Task requirements: Copy the records below exactly, leaving out every picture.

Items:

━━━━━━━━━━

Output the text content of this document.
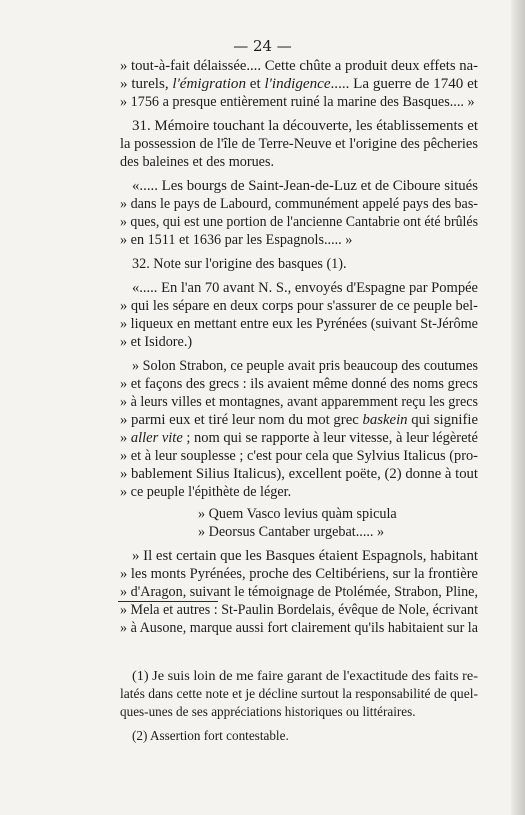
— 24 —
» tout-à-fait délaissée.... Cette chûte a produit deux effets na-
» turels, l'émigration et l'indigence..... La guerre de 1740 et
» 1756 a presque entièrement ruiné la marine des Basques.... »
31. Mémoire touchant la découverte, les établissements et
la possession de l'île de Terre-Neuve et l'origine des pêcheries
des baleines et des morues.
«..... Les bourgs de Saint-Jean-de-Luz et de Ciboure situés
» dans le pays de Labourd, communément appelé pays des bas-
» ques, qui est une portion de l'ancienne Cantabrie ont été brûlés
» en 1511 et 1636 par les Espagnols..... »
32. Note sur l'origine des basques (1).
«..... En l'an 70 avant N. S., envoyés d'Espagne par Pompée
» qui les sépare en deux corps pour s'assurer de ce peuple bel-
» liqueux en mettant entre eux les Pyrénées (suivant St-Jérôme
» et Isidore.)
» Solon Strabon, ce peuple avait pris beaucoup des coutumes
» et façons des grecs : ils avaient même donné des noms grecs
» à leurs villes et montagnes, avant apparemment reçu les grecs
» parmi eux et tiré leur nom du mot grec baskein qui signifie
» aller vite ; nom qui se rapporte à leur vitesse, à leur légèreté
» et à leur souplesse ; c'est pour cela que Sylvius Italicus (pro-
» bablement Silius Italicus), excellent poëte, (2) donne à tout
» ce peuple l'épithète de léger.
» Quem Vasco levius quàm spicula
» Deorsus Cantaber urgebat..... »
» Il est certain que les Basques étaient Espagnols, habitant
» les monts Pyrénées, proche des Celtibériens, sur la frontière
» d'Aragon, suivant le témoignage de Ptolémée, Strabon, Pline,
» Mela et autres : St-Paulin Bordelais, évêque de Nole, écrivant
» à Ausone, marque aussi fort clairement qu'ils habitaient sur la
(1) Je suis loin de me faire garant de l'exactitude des faits re-
latés dans cette note et je décline surtout la responsabilité de quel-
ques-unes de ses appréciations historiques ou littéraires.
(2) Assertion fort contestable.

━━━━━━━━━━

In response:
Output the text content of this document.
— 24 —
» tout-à-fait délaissée.... Cette chûte a produit deux effets na-
» turels, l'émigration et l'indigence..... La guerre de 1740 et
» 1756 a presque entièrement ruiné la marine des Basques.... »
31. Mémoire touchant la découverte, les établissements et
la possession de l'île de Terre-Neuve et l'origine des pêcheries
des baleines et des morues.
«..... Les bourgs de Saint-Jean-de-Luz et de Ciboure situés
» dans le pays de Labourd, communément appelé pays des bas-
» ques, qui est une portion de l'ancienne Cantabrie ont été brûlés
» en 1511 et 1636 par les Espagnols..... »
32. Note sur l'origine des basques (1).
«..... En l'an 70 avant N. S., envoyés d'Espagne par Pompée
» qui les sépare en deux corps pour s'assurer de ce peuple bel-
» liqueux en mettant entre eux les Pyrénées (suivant St-Jérôme
» et Isidore.)
» Solon Strabon, ce peuple avait pris beaucoup des coutumes
» et façons des grecs : ils avaient même donné des noms grecs
» à leurs villes et montagnes, avant apparemment reçu les grecs
» parmi eux et tiré leur nom du mot grec baskein qui signifie
» aller vite ; nom qui se rapporte à leur vitesse, à leur légèreté
» et à leur souplesse ; c'est pour cela que Sylvius Italicus (pro-
» bablement Silius Italicus), excellent poëte, (2) donne à tout
» ce peuple l'épithète de léger.
» Quem Vasco levius quàm spicula
» Deorsus Cantaber urgebat..... »
» Il est certain que les Basques étaient Espagnols, habitant
» les monts Pyrénées, proche des Celtibériens, sur la frontière
» d'Aragon, suivant le témoignage de Ptolémée, Strabon, Pline,
» Mela et autres : St-Paulin Bordelais, évêque de Nole, écrivant
» à Ausone, marque aussi fort clairement qu'ils habitaient sur la
(1) Je suis loin de me faire garant de l'exactitude des faits re-
latés dans cette note et je décline surtout la responsabilité de quel-
ques-unes de ses appréciations historiques ou littéraires.
(2) Assertion fort contestable.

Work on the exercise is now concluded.